→ Direction
Gather up every line from the entries below that uses the word "upper".

————

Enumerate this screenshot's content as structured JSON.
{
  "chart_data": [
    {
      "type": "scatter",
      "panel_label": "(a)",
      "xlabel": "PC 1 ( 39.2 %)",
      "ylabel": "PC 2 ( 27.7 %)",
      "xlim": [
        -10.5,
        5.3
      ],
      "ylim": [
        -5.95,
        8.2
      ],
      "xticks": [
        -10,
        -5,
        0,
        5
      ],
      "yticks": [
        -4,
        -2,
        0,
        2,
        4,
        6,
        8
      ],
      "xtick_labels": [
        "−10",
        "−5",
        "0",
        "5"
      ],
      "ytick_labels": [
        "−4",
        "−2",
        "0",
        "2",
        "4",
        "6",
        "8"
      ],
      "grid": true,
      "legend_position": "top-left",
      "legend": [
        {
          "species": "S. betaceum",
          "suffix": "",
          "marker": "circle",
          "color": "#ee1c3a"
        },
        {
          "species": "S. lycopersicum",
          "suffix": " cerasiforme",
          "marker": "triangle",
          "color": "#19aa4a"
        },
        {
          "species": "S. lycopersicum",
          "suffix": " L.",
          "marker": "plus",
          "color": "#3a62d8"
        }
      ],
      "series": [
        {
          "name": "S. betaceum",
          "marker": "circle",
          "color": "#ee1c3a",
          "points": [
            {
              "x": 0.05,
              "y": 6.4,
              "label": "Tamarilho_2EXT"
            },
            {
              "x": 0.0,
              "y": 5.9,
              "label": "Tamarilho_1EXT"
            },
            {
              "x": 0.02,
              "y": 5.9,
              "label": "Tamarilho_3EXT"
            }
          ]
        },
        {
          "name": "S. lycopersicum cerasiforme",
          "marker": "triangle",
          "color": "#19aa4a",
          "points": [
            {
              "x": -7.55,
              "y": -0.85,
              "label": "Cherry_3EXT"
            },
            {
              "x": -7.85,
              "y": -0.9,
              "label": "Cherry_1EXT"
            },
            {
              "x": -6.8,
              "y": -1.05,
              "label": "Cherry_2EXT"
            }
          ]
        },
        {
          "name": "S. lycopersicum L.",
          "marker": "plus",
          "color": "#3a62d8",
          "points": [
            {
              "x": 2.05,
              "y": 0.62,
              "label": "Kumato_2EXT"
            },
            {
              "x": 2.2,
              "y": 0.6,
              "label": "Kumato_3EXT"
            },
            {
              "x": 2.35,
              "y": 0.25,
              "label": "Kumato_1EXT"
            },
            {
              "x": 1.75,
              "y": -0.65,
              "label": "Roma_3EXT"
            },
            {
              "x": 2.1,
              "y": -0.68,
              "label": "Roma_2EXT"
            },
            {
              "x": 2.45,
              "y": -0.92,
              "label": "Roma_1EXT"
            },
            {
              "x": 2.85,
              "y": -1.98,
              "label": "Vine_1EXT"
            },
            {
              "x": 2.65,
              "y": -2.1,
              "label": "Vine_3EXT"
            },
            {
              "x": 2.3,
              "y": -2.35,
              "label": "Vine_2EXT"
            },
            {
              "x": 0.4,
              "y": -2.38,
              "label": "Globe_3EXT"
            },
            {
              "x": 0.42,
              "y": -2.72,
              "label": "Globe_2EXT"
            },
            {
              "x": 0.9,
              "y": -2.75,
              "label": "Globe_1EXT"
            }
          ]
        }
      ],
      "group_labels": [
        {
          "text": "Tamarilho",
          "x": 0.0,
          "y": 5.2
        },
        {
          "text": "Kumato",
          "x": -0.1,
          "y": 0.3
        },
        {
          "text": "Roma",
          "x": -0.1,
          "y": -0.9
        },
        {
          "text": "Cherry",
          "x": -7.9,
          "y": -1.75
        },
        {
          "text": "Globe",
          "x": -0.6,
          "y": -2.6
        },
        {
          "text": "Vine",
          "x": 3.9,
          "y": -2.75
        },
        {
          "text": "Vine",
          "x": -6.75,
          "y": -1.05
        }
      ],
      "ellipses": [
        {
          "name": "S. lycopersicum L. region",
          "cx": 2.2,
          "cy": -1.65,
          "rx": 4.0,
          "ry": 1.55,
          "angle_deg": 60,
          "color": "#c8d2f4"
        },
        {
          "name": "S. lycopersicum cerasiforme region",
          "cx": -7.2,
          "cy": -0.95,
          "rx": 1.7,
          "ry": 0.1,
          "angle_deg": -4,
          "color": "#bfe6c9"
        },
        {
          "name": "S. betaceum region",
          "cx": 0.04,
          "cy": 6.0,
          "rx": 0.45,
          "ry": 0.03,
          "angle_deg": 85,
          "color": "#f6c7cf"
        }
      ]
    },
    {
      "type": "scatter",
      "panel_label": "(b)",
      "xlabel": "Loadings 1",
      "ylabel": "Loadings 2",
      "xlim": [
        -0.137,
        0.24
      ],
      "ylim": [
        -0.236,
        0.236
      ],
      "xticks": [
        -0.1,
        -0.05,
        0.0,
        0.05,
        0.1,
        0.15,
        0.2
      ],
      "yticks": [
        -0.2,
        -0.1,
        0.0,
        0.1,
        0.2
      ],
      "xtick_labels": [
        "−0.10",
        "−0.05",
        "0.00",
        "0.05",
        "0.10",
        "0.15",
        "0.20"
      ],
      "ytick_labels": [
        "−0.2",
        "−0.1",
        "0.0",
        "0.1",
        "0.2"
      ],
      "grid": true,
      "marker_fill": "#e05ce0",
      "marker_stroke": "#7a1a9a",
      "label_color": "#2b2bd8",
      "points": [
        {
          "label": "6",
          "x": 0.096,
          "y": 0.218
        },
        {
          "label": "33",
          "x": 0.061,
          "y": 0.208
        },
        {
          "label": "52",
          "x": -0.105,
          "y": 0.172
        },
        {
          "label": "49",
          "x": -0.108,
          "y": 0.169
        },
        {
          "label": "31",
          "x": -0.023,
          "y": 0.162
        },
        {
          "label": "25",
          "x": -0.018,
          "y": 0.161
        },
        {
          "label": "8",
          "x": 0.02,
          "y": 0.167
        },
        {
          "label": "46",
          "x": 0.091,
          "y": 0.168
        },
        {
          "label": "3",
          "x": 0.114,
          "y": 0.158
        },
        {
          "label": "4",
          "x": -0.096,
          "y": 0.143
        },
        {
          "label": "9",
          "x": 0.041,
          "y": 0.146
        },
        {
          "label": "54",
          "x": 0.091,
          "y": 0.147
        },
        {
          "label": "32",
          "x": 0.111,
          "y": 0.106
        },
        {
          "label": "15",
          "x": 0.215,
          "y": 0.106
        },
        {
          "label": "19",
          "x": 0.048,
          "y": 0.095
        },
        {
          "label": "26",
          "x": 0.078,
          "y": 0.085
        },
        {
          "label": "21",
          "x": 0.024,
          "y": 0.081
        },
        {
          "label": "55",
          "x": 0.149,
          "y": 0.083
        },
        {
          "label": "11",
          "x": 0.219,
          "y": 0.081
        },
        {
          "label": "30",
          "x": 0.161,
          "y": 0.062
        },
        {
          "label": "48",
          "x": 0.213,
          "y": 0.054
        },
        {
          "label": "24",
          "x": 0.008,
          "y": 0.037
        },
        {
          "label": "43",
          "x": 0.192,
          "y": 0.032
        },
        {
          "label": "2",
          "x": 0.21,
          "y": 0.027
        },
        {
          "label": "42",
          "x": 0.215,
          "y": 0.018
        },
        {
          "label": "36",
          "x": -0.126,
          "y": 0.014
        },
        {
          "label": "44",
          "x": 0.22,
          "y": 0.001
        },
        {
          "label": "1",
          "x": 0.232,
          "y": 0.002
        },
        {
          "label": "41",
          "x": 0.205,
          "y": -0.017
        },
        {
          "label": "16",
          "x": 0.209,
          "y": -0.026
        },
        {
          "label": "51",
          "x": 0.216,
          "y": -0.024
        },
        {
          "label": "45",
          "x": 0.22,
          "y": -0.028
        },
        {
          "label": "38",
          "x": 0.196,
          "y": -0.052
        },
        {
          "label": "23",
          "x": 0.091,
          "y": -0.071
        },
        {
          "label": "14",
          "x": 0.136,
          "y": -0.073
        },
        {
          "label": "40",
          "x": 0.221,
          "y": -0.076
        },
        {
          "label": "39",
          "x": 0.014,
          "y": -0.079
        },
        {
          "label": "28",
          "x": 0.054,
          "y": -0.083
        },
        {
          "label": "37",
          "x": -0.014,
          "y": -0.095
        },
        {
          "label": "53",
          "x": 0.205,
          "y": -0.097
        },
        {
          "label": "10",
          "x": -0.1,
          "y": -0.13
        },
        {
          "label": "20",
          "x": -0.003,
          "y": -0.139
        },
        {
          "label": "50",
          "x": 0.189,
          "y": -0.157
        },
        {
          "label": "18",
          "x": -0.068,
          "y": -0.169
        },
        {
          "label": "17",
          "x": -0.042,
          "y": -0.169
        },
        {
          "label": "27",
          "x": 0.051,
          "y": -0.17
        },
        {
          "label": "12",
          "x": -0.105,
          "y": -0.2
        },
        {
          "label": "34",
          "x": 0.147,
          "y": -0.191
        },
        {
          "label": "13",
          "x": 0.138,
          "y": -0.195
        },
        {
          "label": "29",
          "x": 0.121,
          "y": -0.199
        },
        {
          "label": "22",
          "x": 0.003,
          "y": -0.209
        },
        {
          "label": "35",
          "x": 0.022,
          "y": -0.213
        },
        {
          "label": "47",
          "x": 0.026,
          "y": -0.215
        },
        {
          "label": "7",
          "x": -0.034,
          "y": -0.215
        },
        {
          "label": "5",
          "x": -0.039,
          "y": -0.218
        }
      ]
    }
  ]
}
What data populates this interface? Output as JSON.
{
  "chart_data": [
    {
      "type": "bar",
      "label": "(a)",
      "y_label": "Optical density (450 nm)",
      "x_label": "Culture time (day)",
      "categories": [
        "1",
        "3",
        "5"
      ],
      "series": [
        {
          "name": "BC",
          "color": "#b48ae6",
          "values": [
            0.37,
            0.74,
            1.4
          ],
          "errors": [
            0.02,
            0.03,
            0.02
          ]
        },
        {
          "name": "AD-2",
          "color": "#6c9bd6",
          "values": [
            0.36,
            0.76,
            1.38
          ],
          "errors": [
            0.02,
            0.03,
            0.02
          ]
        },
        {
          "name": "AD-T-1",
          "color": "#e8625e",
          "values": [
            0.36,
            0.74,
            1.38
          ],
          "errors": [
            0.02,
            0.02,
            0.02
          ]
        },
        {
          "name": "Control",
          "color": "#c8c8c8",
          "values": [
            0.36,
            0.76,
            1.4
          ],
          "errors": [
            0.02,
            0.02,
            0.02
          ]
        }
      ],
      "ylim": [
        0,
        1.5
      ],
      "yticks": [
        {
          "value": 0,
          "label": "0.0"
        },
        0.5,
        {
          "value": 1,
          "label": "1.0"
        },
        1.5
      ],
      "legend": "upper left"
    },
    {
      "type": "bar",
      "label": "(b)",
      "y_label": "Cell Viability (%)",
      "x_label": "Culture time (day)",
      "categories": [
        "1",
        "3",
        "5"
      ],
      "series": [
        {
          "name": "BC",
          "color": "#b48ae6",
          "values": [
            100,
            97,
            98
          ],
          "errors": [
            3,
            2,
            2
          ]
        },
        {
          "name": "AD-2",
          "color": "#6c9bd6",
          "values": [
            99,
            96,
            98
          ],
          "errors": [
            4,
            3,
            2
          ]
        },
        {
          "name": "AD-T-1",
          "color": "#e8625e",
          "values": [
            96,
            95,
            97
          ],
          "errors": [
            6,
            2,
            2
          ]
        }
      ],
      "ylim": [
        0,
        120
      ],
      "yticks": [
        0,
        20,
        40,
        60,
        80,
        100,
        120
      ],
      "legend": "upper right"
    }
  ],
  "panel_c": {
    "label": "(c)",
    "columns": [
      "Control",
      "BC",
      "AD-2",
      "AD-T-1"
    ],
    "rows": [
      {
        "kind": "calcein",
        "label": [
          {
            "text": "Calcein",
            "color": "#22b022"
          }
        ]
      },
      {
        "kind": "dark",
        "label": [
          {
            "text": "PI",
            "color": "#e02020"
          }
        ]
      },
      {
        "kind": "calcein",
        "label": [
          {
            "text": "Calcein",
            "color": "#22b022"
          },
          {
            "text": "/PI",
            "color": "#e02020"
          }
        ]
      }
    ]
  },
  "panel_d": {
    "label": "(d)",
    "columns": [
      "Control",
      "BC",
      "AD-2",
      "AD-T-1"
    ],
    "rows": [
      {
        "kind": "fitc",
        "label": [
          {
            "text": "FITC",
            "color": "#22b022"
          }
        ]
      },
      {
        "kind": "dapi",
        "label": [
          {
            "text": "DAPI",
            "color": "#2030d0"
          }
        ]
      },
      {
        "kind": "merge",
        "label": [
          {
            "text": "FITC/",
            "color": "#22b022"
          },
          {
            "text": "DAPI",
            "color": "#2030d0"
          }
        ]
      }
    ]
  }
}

————

→ Reply to the task
      "legend": "upper left"
      "legend": "upper right"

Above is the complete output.